AIM OF THE TASK: Word for word, repeat the entries, minus the pictures.

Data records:
============

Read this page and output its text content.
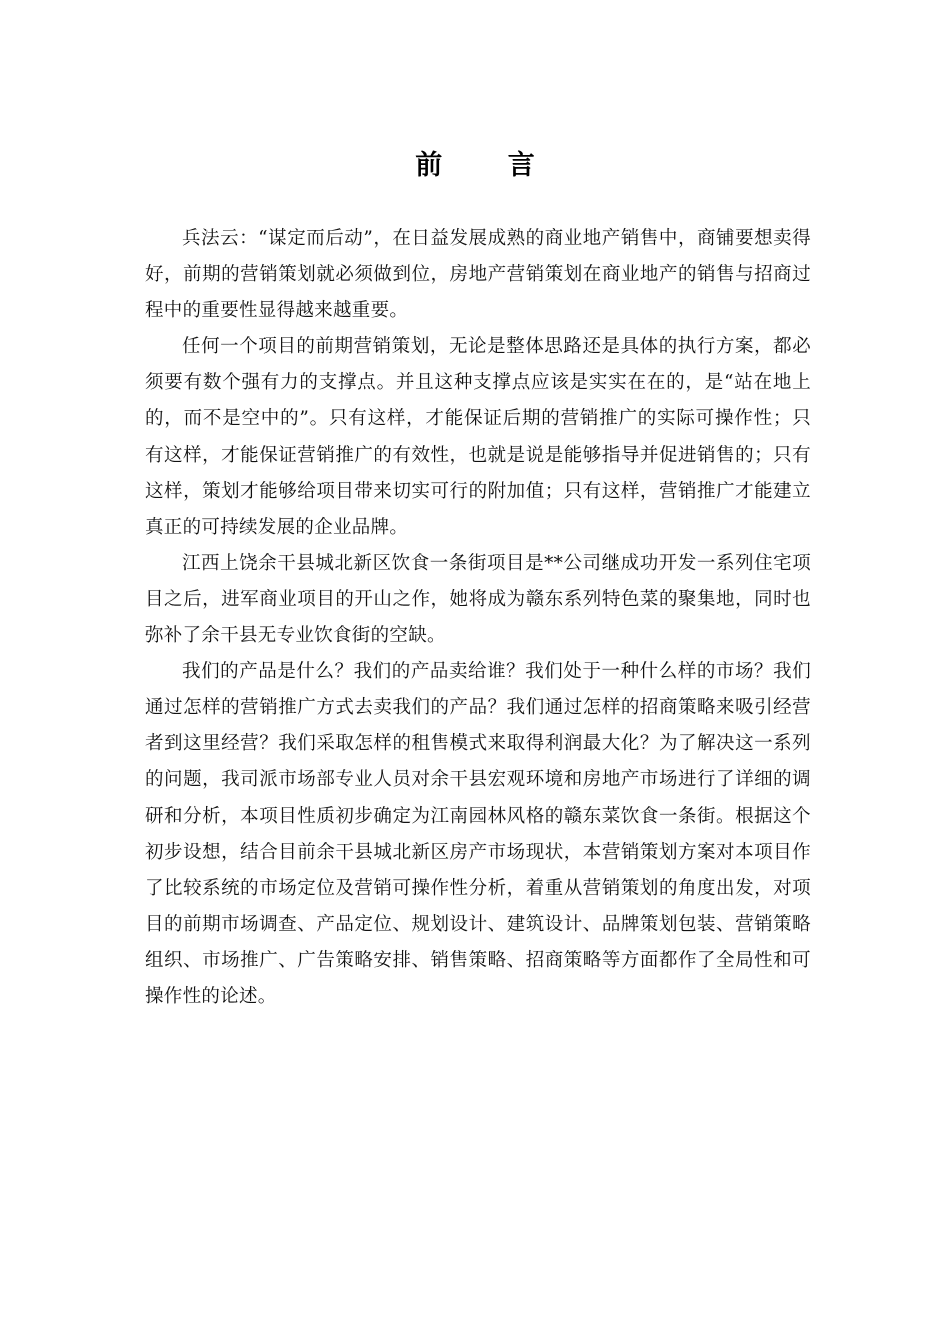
前 言

兵法云：“谋定而后动”，在日益发展成熟的商业地产销售中，商铺要想卖得好，前期的营销策划就必须做到位，房地产营销策划在商业地产的销售与招商过程中的重要性显得越来越重要。

任何一个项目的前期营销策划，无论是整体思路还是具体的执行方案，都必须要有数个强有力的支撑点。并且这种支撑点应该是实实在在的，是“站在地上的，而不是空中的”。只有这样，才能保证后期的营销推广的实际可操作性；只有这样，才能保证营销推广的有效性，也就是说是能够指导并促进销售的；只有这样，策划才能够给项目带来切实可行的附加值；只有这样，营销推广才能建立真正的可持续发展的企业品牌。

江西上饶余干县城北新区饮食一条街项目是**公司继成功开发一系列住宅项目之后，进军商业项目的开山之作，她将成为赣东系列特色菜的聚集地，同时也弥补了余干县无专业饮食街的空缺。

我们的产品是什么？我们的产品卖给谁？我们处于一种什么样的市场？我们通过怎样的营销推广方式去卖我们的产品？我们通过怎样的招商策略来吸引经营者到这里经营？我们采取怎样的租售模式来取得利润最大化？为了解决这一系列的问题，我司派市场部专业人员对余干县宏观环境和房地产市场进行了详细的调研和分析，本项目性质初步确定为江南园林风格的赣东菜饮食一条街。根据这个初步设想，结合目前余干县城北新区房产市场现状，本营销策划方案对本项目作了比较系统的市场定位及营销可操作性分析，着重从营销策划的角度出发，对项目的前期市场调查、产品定位、规划设计、建筑设计、品牌策划包装、营销策略组织、市场推广、广告策略安排、销售策略、招商策略等方面都作了全局性和可操作性的论述。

============

TASK OUTPUT:
Read this page and output its text content.
前 言

兵法云：“谋定而后动”，在日益发展成熟的商业地产销售中，商铺要想卖得好，前期的营销策划就必须做到位，房地产营销策划在商业地产的销售与招商过程中的重要性显得越来越重要。

任何一个项目的前期营销策划，无论是整体思路还是具体的执行方案，都必须要有数个强有力的支撑点。并且这种支撑点应该是实实在在的，是“站在地上的，而不是空中的”。只有这样，才能保证后期的营销推广的实际可操作性；只有这样，才能保证营销推广的有效性，也就是说是能够指导并促进销售的；只有这样，策划才能够给项目带来切实可行的附加值；只有这样，营销推广才能建立真正的可持续发展的企业品牌。

江西上饶余干县城北新区饮食一条街项目是**公司继成功开发一系列住宅项目之后，进军商业项目的开山之作，她将成为赣东系列特色菜的聚集地，同时也弥补了余干县无专业饮食街的空缺。

我们的产品是什么？我们的产品卖给谁？我们处于一种什么样的市场？我们通过怎样的营销推广方式去卖我们的产品？我们通过怎样的招商策略来吸引经营者到这里经营？我们采取怎样的租售模式来取得利润最大化？为了解决这一系列的问题，我司派市场部专业人员对余干县宏观环境和房地产市场进行了详细的调研和分析，本项目性质初步确定为江南园林风格的赣东菜饮食一条街。根据这个初步设想，结合目前余干县城北新区房产市场现状，本营销策划方案对本项目作了比较系统的市场定位及营销可操作性分析，着重从营销策划的角度出发，对项目的前期市场调查、产品定位、规划设计、建筑设计、品牌策划包装、营销策略组织、市场推广、广告策略安排、销售策略、招商策略等方面都作了全局性和可操作性的论述。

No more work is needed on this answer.